>> Begin RECORDS PROVIDED

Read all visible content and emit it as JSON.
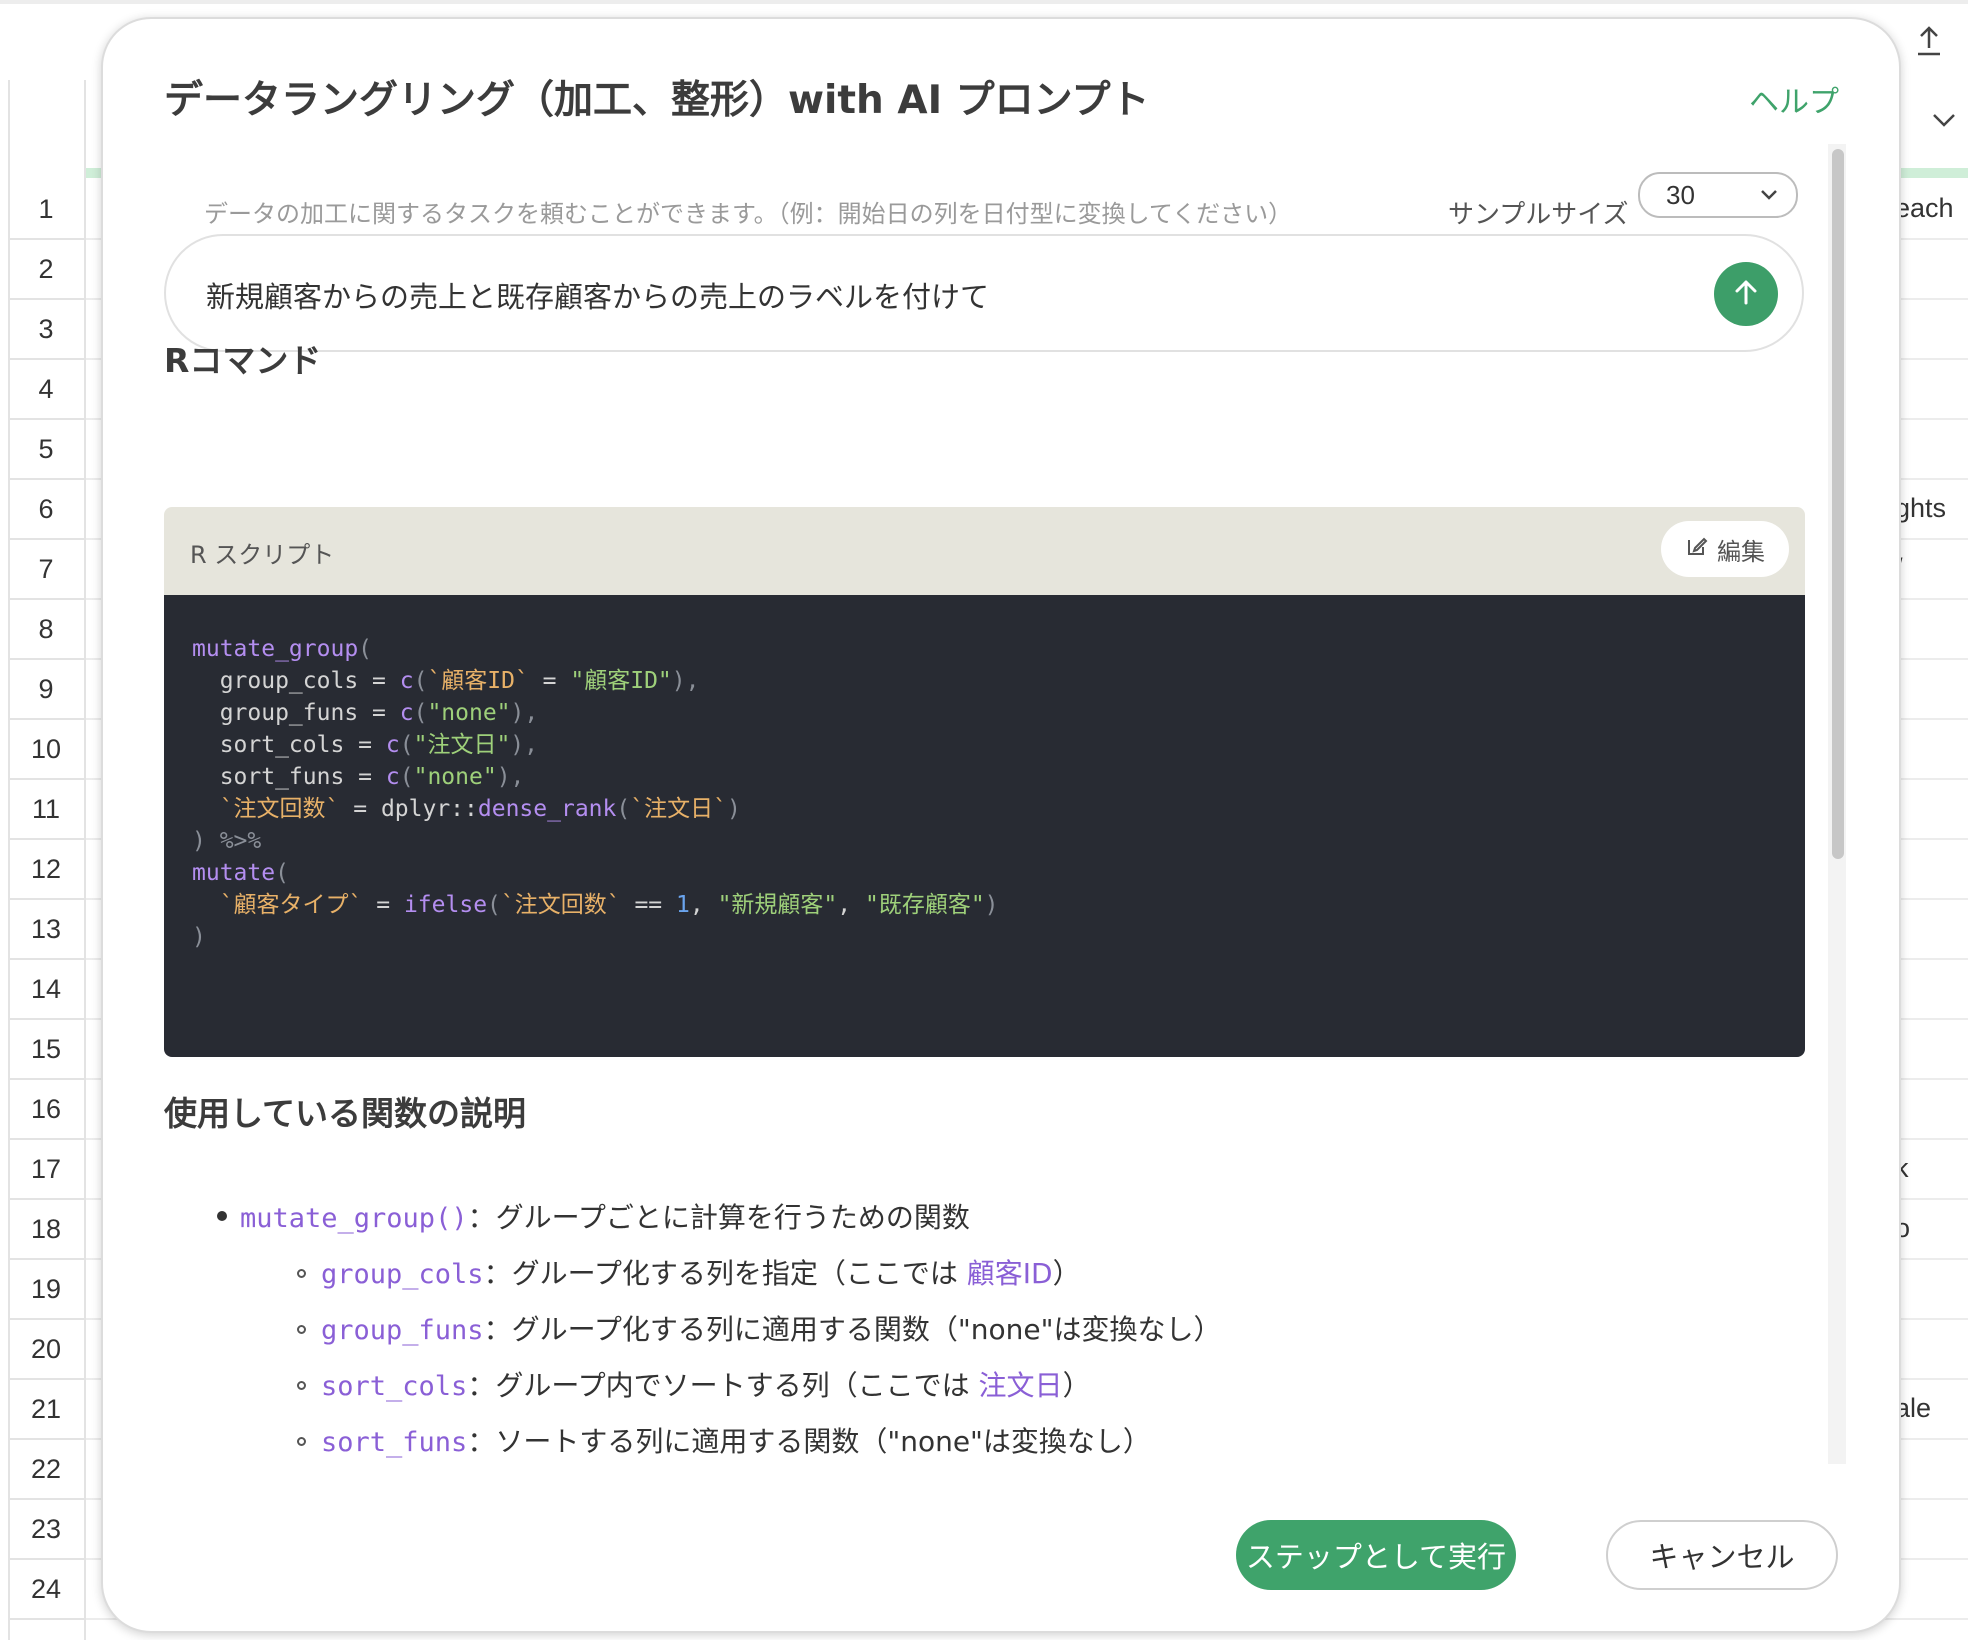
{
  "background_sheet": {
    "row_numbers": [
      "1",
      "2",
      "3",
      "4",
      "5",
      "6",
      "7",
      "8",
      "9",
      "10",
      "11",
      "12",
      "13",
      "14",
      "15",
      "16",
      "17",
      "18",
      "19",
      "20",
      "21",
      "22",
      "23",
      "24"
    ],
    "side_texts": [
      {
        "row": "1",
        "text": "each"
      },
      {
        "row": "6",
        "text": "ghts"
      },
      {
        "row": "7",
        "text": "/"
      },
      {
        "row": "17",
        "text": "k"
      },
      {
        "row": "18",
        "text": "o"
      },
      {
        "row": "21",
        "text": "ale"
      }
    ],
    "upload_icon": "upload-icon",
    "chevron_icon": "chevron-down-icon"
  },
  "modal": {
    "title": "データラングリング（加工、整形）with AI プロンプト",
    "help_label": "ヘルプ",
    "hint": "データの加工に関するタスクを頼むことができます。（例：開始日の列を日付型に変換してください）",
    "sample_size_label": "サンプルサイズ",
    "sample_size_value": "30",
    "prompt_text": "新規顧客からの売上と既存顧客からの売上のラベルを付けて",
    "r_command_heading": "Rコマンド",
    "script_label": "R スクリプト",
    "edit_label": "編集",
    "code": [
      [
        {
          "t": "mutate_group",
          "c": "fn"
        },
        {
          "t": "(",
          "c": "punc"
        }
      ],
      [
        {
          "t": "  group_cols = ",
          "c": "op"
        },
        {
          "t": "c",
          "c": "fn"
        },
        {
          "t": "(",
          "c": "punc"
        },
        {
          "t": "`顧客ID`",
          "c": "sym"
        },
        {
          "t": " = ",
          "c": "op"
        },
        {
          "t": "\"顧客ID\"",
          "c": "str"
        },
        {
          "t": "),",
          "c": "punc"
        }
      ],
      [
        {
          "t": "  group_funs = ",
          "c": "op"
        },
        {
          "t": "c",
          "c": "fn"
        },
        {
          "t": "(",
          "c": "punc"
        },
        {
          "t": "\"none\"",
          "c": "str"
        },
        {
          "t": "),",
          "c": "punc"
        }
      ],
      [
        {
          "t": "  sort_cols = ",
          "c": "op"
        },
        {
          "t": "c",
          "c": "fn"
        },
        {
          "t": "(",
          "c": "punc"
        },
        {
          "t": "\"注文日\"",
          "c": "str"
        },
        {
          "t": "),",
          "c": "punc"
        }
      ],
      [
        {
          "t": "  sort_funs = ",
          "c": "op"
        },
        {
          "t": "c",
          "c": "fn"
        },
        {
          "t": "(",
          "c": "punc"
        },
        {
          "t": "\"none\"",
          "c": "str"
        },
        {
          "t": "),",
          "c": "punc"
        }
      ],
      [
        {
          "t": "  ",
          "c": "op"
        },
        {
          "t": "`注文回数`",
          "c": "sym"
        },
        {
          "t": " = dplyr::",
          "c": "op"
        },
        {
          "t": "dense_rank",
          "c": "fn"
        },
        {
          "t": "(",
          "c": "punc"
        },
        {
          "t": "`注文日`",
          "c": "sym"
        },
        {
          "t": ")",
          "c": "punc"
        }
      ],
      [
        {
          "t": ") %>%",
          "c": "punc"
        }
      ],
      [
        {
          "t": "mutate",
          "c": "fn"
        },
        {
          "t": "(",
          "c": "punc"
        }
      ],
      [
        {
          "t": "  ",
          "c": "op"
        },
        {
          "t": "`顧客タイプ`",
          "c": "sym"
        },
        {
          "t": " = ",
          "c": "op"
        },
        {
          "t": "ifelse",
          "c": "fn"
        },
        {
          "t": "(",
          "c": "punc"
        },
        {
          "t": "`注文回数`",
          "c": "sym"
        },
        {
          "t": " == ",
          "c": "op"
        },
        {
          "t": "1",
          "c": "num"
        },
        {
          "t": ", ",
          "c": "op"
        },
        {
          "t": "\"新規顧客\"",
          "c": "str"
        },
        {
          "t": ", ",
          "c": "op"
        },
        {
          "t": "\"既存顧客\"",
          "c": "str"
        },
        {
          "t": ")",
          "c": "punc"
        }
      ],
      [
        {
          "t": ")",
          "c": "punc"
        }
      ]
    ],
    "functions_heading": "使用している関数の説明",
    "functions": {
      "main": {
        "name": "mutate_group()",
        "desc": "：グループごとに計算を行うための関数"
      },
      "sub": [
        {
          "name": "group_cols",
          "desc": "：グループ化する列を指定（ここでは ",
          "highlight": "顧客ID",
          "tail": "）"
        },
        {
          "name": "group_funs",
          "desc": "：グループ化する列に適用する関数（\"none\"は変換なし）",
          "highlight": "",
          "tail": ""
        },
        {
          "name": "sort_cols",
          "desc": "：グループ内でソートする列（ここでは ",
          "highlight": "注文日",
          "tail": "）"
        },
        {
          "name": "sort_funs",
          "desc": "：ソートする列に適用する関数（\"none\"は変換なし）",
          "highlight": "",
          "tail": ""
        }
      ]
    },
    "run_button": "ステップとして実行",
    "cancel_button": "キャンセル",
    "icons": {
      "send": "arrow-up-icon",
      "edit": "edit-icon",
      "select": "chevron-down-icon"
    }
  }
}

>> End RECORDS PROVIDED

▶ [WRITTEN PROBLEM] Give nothing but the count of lines in the listing above that hold the string "name".

▶ [PROBLEM SOLUTION] 5